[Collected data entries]
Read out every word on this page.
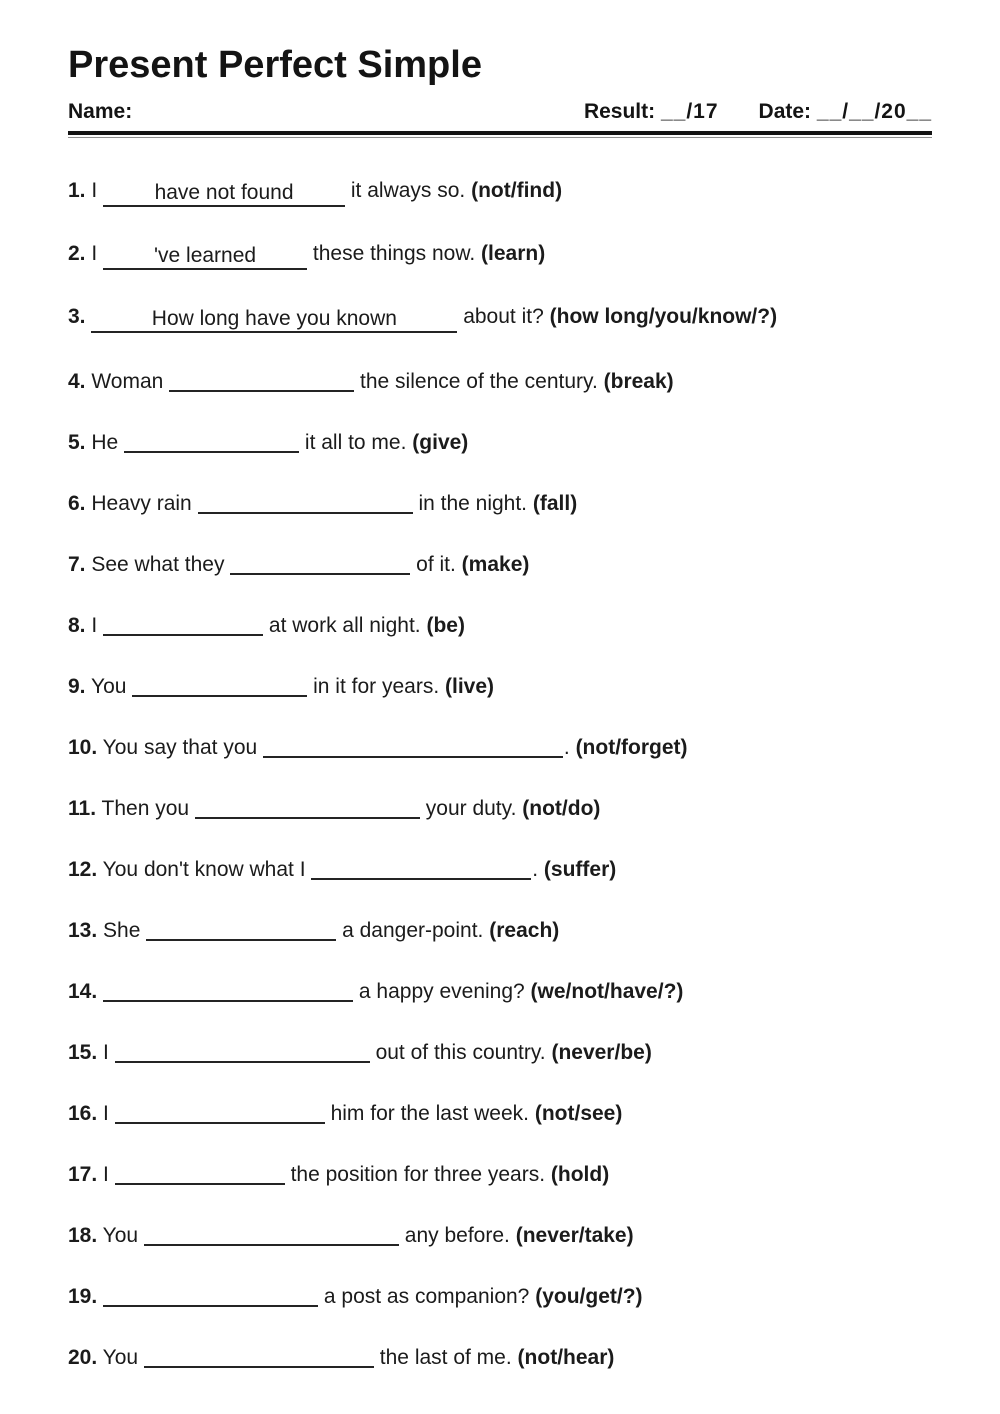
Present Perfect Simple
Name:	Result: __/17 Date: __/__/20__
1. I	have not found	it always so. (not/find)
2. I	've learned	these things now. (learn)
3.	How long have you known	about it? (how long/you/know/?)
4. Woman	the silence of the century. (break)
5. He	it all to me. (give)
6. Heavy rain	in the night. (fall)
7. See what they	of it. (make)
8. I	at work all night. (be)
9. You	in it for years. (live)
10. You say that you	. (not/forget)
11. Then you	your duty. (not/do)
12. You don't know what I	. (suffer)
13. She	a danger-point. (reach)
14.	a happy evening? (we/not/have/?)
15. I	out of this country. (never/be)
16. I	him for the last week. (not/see)
17. I	the position for three years. (hold)
18. You	any before. (never/take)
19.	a post as companion? (you/get/?)
20. You	the last of me. (not/hear)
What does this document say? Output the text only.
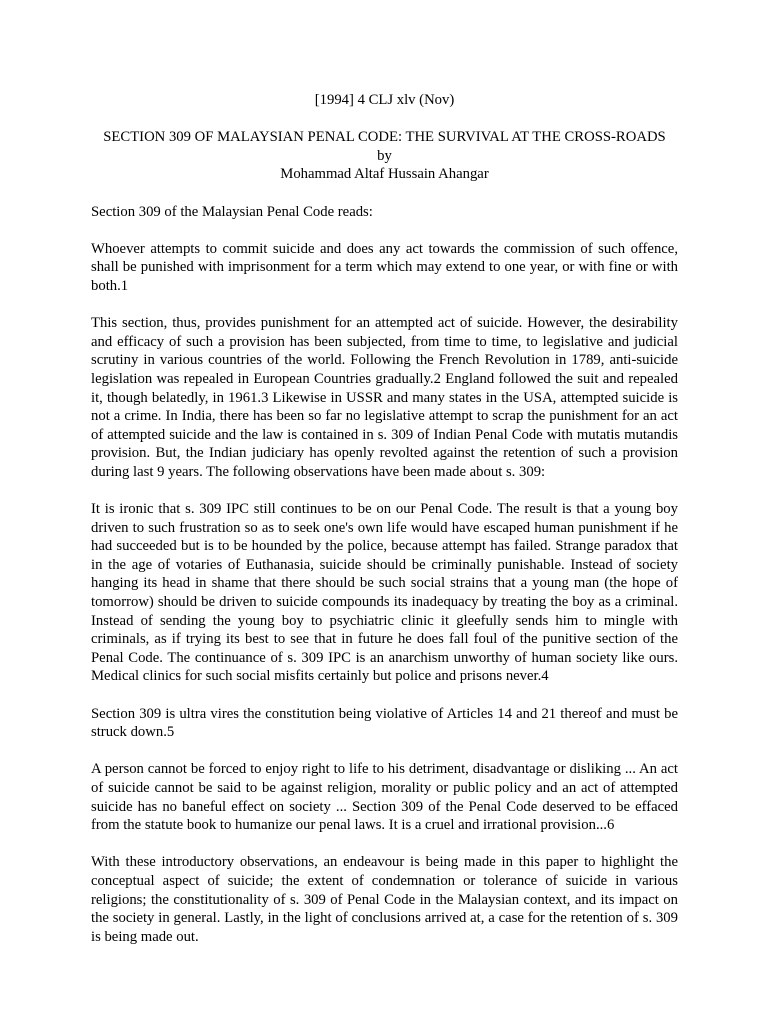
[1994] 4 CLJ xlv (Nov)
SECTION 309 OF MALAYSIAN PENAL CODE: THE SURVIVAL AT THE CROSS-ROADS
by
Mohammad Altaf Hussain Ahangar

Section 309 of the Malaysian Penal Code reads:

Whoever attempts to commit suicide and does any act towards the commission of such offence, shall be punished with imprisonment for a term which may extend to one year, or with fine or with both.1

This section, thus, provides punishment for an attempted act of suicide. However, the desirability and efficacy of such a provision has been subjected, from time to time, to legislative and judicial scrutiny in various countries of the world. Following the French Revolution in 1789, anti-suicide legislation was repealed in European Countries gradually.2 England followed the suit and repealed it, though belatedly, in 1961.3 Likewise in USSR and many states in the USA, attempted suicide is not a crime. In India, there has been so far no legislative attempt to scrap the punishment for an act of attempted suicide and the law is contained in s. 309 of Indian Penal Code with mutatis mutandis provision. But, the Indian judiciary has openly revolted against the retention of such a provision during last 9 years. The following observations have been made about s. 309:

It is ironic that s. 309 IPC still continues to be on our Penal Code. The result is that a young boy driven to such frustration so as to seek one's own life would have escaped human punishment if he had succeeded but is to be hounded by the police, because attempt has failed. Strange paradox that in the age of votaries of Euthanasia, suicide should be criminally punishable. Instead of society hanging its head in shame that there should be such social strains that a young man (the hope of tomorrow) should be driven to suicide compounds its inadequacy by treating the boy as a criminal. Instead of sending the young boy to psychiatric clinic it gleefully sends him to mingle with criminals, as if trying its best to see that in future he does fall foul of the punitive section of the Penal Code. The continuance of s. 309 IPC is an anarchism unworthy of human society like ours. Medical clinics for such social misfits certainly but police and prisons never.4

Section 309 is ultra vires the constitution being violative of Articles 14 and 21 thereof and must be struck down.5

A person cannot be forced to enjoy right to life to his detriment, disadvantage or disliking ... An act of suicide cannot be said to be against religion, morality or public policy and an act of attempted suicide has no baneful effect on society ... Section 309 of the Penal Code deserved to be effaced from the statute book to humanize our penal laws. It is a cruel and irrational provision...6

With these introductory observations, an endeavour is being made in this paper to highlight the conceptual aspect of suicide; the extent of condemnation or tolerance of suicide in various religions; the constitutionality of s. 309 of Penal Code in the Malaysian context, and its impact on the society in general. Lastly, in the light of conclusions arrived at, a case for the retention of s. 309 is being made out.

# [TASK PROMPT]
Repeat the records above exactly, leaving out the pictures.

# [OUTPUT FOR THIS EXERCISE]
Read out every word on this page.
Present Perfect Simple
Name:	Result: __/17 Date: __/__/20__
1. I	have not found	it always so. (not/find)
2. I	've learned	these things now. (learn)
3.	How long have you known	about it? (how long/you/know/?)
4. Woman	the silence of the century. (break)
5. He	it all to me. (give)
6. Heavy rain	in the night. (fall)
7. See what they	of it. (make)
8. I	at work all night. (be)
9. You	in it for years. (live)
10. You say that you	. (not/forget)
11. Then you	your duty. (not/do)
12. You don't know what I	. (suffer)
13. She	a danger-point. (reach)
14.	a happy evening? (we/not/have/?)
15. I	out of this country. (never/be)
16. I	him for the last week. (not/see)
17. I	the position for three years. (hold)
18. You	any before. (never/take)
19.	a post as companion? (you/get/?)
20. You	the last of me. (not/hear)
What does this document say? Output the text only.
[1994] 4 CLJ xlv (Nov)
SECTION 309 OF MALAYSIAN PENAL CODE: THE SURVIVAL AT THE CROSS-ROADS
by
Mohammad Altaf Hussain Ahangar

Section 309 of the Malaysian Penal Code reads:

Whoever attempts to commit suicide and does any act towards the commission of such offence, shall be punished with imprisonment for a term which may extend to one year, or with fine or with both.1

This section, thus, provides punishment for an attempted act of suicide. However, the desirability and efficacy of such a provision has been subjected, from time to time, to legislative and judicial scrutiny in various countries of the world. Following the French Revolution in 1789, anti-suicide legislation was repealed in European Countries gradually.2 England followed the suit and repealed it, though belatedly, in 1961.3 Likewise in USSR and many states in the USA, attempted suicide is not a crime. In India, there has been so far no legislative attempt to scrap the punishment for an act of attempted suicide and the law is contained in s. 309 of Indian Penal Code with mutatis mutandis provision. But, the Indian judiciary has openly revolted against the retention of such a provision during last 9 years. The following observations have been made about s. 309:

It is ironic that s. 309 IPC still continues to be on our Penal Code. The result is that a young boy driven to such frustration so as to seek one's own life would have escaped human punishment if he had succeeded but is to be hounded by the police, because attempt has failed. Strange paradox that in the age of votaries of Euthanasia, suicide should be criminally punishable. Instead of society hanging its head in shame that there should be such social strains that a young man (the hope of tomorrow) should be driven to suicide compounds its inadequacy by treating the boy as a criminal. Instead of sending the young boy to psychiatric clinic it gleefully sends him to mingle with criminals, as if trying its best to see that in future he does fall foul of the punitive section of the Penal Code. The continuance of s. 309 IPC is an anarchism unworthy of human society like ours. Medical clinics for such social misfits certainly but police and prisons never.4

Section 309 is ultra vires the constitution being violative of Articles 14 and 21 thereof and must be struck down.5

A person cannot be forced to enjoy right to life to his detriment, disadvantage or disliking ... An act of suicide cannot be said to be against religion, morality or public policy and an act of attempted suicide has no baneful effect on society ... Section 309 of the Penal Code deserved to be effaced from the statute book to humanize our penal laws. It is a cruel and irrational provision...6

With these introductory observations, an endeavour is being made in this paper to highlight the conceptual aspect of suicide; the extent of condemnation or tolerance of suicide in various religions; the constitutionality of s. 309 of Penal Code in the Malaysian context, and its impact on the society in general. Lastly, in the light of conclusions arrived at, a case for the retention of s. 309 is being made out.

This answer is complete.